─── Items ───
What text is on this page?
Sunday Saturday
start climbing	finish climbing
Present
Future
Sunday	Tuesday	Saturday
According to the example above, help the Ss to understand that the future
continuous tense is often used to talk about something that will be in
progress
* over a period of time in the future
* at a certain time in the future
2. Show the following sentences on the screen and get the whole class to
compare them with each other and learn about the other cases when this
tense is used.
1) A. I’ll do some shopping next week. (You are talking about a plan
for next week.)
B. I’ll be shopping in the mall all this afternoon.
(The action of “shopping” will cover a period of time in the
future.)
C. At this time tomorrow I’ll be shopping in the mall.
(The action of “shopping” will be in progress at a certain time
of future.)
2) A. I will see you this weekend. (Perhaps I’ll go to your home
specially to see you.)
───
─── Items ───
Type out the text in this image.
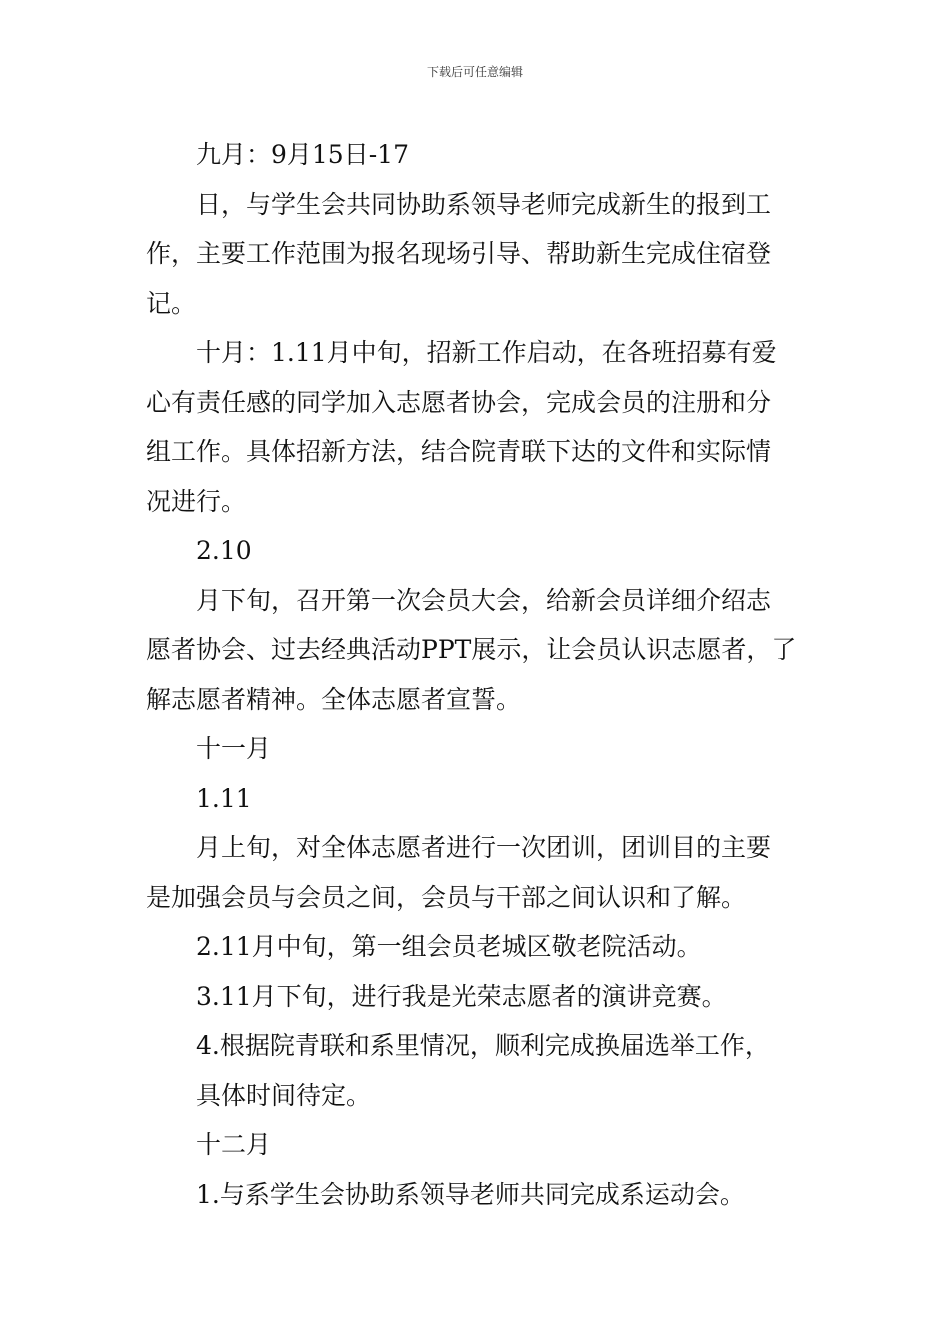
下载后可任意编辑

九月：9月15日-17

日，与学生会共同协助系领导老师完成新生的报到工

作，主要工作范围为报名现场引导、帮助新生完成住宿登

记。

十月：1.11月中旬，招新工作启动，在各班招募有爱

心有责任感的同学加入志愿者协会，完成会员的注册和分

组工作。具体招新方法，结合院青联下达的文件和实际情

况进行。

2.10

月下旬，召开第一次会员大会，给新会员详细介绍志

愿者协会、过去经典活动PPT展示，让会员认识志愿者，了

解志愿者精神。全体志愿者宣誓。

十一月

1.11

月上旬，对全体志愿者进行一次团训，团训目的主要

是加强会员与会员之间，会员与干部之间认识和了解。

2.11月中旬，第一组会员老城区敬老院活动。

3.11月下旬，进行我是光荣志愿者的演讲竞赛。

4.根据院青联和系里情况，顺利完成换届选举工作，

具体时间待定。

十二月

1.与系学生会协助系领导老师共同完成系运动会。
───
─── Items ───
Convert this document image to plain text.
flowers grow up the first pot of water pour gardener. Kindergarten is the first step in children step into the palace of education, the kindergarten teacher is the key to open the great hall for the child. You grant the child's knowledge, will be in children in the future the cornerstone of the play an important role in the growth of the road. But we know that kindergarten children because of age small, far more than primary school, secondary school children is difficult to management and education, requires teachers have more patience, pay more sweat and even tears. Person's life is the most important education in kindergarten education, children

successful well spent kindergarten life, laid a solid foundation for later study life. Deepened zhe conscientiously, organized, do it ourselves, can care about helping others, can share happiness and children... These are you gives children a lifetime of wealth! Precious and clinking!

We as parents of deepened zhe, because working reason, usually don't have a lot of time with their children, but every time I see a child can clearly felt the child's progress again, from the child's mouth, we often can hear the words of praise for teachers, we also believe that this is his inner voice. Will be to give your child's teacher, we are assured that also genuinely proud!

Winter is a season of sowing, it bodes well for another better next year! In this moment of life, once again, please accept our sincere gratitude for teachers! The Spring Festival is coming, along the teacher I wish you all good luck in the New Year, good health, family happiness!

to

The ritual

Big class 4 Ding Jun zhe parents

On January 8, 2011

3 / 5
───
_Task goal:_
Find each line holding the string "parents" and copy it out.

_Full output:_
We as parents of deepened zhe, because working reason, usually don't have a lot of time with their children, but every time I see a child can clearly felt the child's progress again, from the child's mouth, we often can hear the words of praise for teachers, we also believe that this is his inner voice. Will be to give your child's teacher, we are assured that also genuinely proud!
Big class 4 Ding Jun zhe parents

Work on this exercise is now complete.